## Information shown

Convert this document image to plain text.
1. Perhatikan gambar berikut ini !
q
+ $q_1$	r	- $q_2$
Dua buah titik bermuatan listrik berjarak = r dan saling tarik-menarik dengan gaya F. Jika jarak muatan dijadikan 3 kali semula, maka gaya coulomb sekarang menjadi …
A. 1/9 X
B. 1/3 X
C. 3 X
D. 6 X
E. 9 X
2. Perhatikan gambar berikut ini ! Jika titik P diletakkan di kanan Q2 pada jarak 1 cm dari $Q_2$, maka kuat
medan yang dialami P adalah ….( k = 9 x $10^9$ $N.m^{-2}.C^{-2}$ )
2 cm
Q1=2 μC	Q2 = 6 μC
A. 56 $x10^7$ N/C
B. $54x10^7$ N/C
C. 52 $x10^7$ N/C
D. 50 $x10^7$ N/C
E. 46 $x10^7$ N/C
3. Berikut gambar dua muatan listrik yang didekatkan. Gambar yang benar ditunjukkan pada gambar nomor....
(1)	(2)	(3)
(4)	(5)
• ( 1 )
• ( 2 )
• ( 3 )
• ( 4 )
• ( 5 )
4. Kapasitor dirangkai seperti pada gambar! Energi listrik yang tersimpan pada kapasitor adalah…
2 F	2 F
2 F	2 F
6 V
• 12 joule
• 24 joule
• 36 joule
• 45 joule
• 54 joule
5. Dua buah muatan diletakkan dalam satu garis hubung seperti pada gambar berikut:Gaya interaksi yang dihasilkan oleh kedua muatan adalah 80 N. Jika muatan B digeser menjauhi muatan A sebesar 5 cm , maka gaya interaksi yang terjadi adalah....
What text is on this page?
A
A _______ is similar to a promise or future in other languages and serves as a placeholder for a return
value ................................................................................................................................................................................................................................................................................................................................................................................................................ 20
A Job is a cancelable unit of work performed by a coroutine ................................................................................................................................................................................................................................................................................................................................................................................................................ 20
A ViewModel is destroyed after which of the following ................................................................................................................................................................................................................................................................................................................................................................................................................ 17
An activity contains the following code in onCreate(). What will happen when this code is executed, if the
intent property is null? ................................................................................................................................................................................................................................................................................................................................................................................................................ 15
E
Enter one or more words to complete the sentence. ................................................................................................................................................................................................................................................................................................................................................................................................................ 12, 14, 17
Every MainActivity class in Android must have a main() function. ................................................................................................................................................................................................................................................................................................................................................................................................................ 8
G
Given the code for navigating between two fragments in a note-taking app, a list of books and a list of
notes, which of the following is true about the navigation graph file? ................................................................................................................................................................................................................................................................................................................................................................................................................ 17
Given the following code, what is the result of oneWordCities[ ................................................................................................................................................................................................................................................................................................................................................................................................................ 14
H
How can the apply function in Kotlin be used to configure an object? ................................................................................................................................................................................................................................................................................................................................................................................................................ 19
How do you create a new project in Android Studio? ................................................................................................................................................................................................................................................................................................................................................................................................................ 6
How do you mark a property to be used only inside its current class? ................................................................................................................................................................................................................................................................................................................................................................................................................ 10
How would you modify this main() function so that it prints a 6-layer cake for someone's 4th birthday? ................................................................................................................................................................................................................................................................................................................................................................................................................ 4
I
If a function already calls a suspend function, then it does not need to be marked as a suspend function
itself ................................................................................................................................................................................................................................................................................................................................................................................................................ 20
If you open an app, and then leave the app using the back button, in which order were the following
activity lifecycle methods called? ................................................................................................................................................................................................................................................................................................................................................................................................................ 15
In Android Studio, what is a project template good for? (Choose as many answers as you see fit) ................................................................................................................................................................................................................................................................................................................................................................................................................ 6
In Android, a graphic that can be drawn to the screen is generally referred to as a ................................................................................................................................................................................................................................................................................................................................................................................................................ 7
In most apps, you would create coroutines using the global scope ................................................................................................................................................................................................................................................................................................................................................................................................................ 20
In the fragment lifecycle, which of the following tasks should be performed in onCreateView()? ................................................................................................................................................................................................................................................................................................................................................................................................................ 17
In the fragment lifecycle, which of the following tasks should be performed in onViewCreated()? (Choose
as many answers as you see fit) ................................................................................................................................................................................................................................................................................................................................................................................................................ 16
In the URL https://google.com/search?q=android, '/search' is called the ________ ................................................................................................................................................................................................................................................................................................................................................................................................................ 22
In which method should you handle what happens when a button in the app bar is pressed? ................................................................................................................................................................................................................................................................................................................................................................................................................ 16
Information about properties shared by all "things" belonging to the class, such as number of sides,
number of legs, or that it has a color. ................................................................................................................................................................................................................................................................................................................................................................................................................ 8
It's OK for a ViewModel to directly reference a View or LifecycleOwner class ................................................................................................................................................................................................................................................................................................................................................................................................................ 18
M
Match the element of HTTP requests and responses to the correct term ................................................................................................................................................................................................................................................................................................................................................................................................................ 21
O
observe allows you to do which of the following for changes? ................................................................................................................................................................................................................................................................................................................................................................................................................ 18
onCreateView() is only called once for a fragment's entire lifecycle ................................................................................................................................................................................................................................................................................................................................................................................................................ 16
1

## Objective
Print the complete listing again, exactly as it stands.

## Response for this exercise
Convert this document image to plain text.
1. Perhatikan gambar berikut ini !
q
+ $q_1$	r	- $q_2$
Dua buah titik bermuatan listrik berjarak = r dan saling tarik-menarik dengan gaya F. Jika jarak muatan dijadikan 3 kali semula, maka gaya coulomb sekarang menjadi …
A. 1/9 X
B. 1/3 X
C. 3 X
D. 6 X
E. 9 X
2. Perhatikan gambar berikut ini ! Jika titik P diletakkan di kanan Q2 pada jarak 1 cm dari $Q_2$, maka kuat
medan yang dialami P adalah ….( k = 9 x $10^9$ $N.m^{-2}.C^{-2}$ )
2 cm
Q1=2 μC	Q2 = 6 μC
A. 56 $x10^7$ N/C
B. $54x10^7$ N/C
C. 52 $x10^7$ N/C
D. 50 $x10^7$ N/C
E. 46 $x10^7$ N/C
3. Berikut gambar dua muatan listrik yang didekatkan. Gambar yang benar ditunjukkan pada gambar nomor....
(1)	(2)	(3)
(4)	(5)
• ( 1 )
• ( 2 )
• ( 3 )
• ( 4 )
• ( 5 )
4. Kapasitor dirangkai seperti pada gambar! Energi listrik yang tersimpan pada kapasitor adalah…
2 F	2 F
2 F	2 F
6 V
• 12 joule
• 24 joule
• 36 joule
• 45 joule
• 54 joule
5. Dua buah muatan diletakkan dalam satu garis hubung seperti pada gambar berikut:Gaya interaksi yang dihasilkan oleh kedua muatan adalah 80 N. Jika muatan B digeser menjauhi muatan A sebesar 5 cm , maka gaya interaksi yang terjadi adalah....
What text is on this page?
A
A _______ is similar to a promise or future in other languages and serves as a placeholder for a return
value ................................................................................................................................................................................................................................................................................................................................................................................................................ 20
A Job is a cancelable unit of work performed by a coroutine ................................................................................................................................................................................................................................................................................................................................................................................................................ 20
A ViewModel is destroyed after which of the following ................................................................................................................................................................................................................................................................................................................................................................................................................ 17
An activity contains the following code in onCreate(). What will happen when this code is executed, if the
intent property is null? ................................................................................................................................................................................................................................................................................................................................................................................................................ 15
E
Enter one or more words to complete the sentence. ................................................................................................................................................................................................................................................................................................................................................................................................................ 12, 14, 17
Every MainActivity class in Android must have a main() function. ................................................................................................................................................................................................................................................................................................................................................................................................................ 8
G
Given the code for navigating between two fragments in a note-taking app, a list of books and a list of
notes, which of the following is true about the navigation graph file? ................................................................................................................................................................................................................................................................................................................................................................................................................ 17
Given the following code, what is the result of oneWordCities[ ................................................................................................................................................................................................................................................................................................................................................................................................................ 14
H
How can the apply function in Kotlin be used to configure an object? ................................................................................................................................................................................................................................................................................................................................................................................................................ 19
How do you create a new project in Android Studio? ................................................................................................................................................................................................................................................................................................................................................................................................................ 6
How do you mark a property to be used only inside its current class? ................................................................................................................................................................................................................................................................................................................................................................................................................ 10
How would you modify this main() function so that it prints a 6-layer cake for someone's 4th birthday? ................................................................................................................................................................................................................................................................................................................................................................................................................ 4
I
If a function already calls a suspend function, then it does not need to be marked as a suspend function
itself ................................................................................................................................................................................................................................................................................................................................................................................................................ 20
If you open an app, and then leave the app using the back button, in which order were the following
activity lifecycle methods called? ................................................................................................................................................................................................................................................................................................................................................................................................................ 15
In Android Studio, what is a project template good for? (Choose as many answers as you see fit) ................................................................................................................................................................................................................................................................................................................................................................................................................ 6
In Android, a graphic that can be drawn to the screen is generally referred to as a ................................................................................................................................................................................................................................................................................................................................................................................................................ 7
In most apps, you would create coroutines using the global scope ................................................................................................................................................................................................................................................................................................................................................................................................................ 20
In the fragment lifecycle, which of the following tasks should be performed in onCreateView()? ................................................................................................................................................................................................................................................................................................................................................................................................................ 17
In the fragment lifecycle, which of the following tasks should be performed in onViewCreated()? (Choose
as many answers as you see fit) ................................................................................................................................................................................................................................................................................................................................................................................................................ 16
In the URL https://google.com/search?q=android, '/search' is called the ________ ................................................................................................................................................................................................................................................................................................................................................................................................................ 22
In which method should you handle what happens when a button in the app bar is pressed? ................................................................................................................................................................................................................................................................................................................................................................................................................ 16
Information about properties shared by all "things" belonging to the class, such as number of sides,
number of legs, or that it has a color. ................................................................................................................................................................................................................................................................................................................................................................................................................ 8
It's OK for a ViewModel to directly reference a View or LifecycleOwner class ................................................................................................................................................................................................................................................................................................................................................................................................................ 18
M
Match the element of HTTP requests and responses to the correct term ................................................................................................................................................................................................................................................................................................................................................................................................................ 21
O
observe allows you to do which of the following for changes? ................................................................................................................................................................................................................................................................................................................................................................................................................ 18
onCreateView() is only called once for a fragment's entire lifecycle ................................................................................................................................................................................................................................................................................................................................................................................................................ 16
1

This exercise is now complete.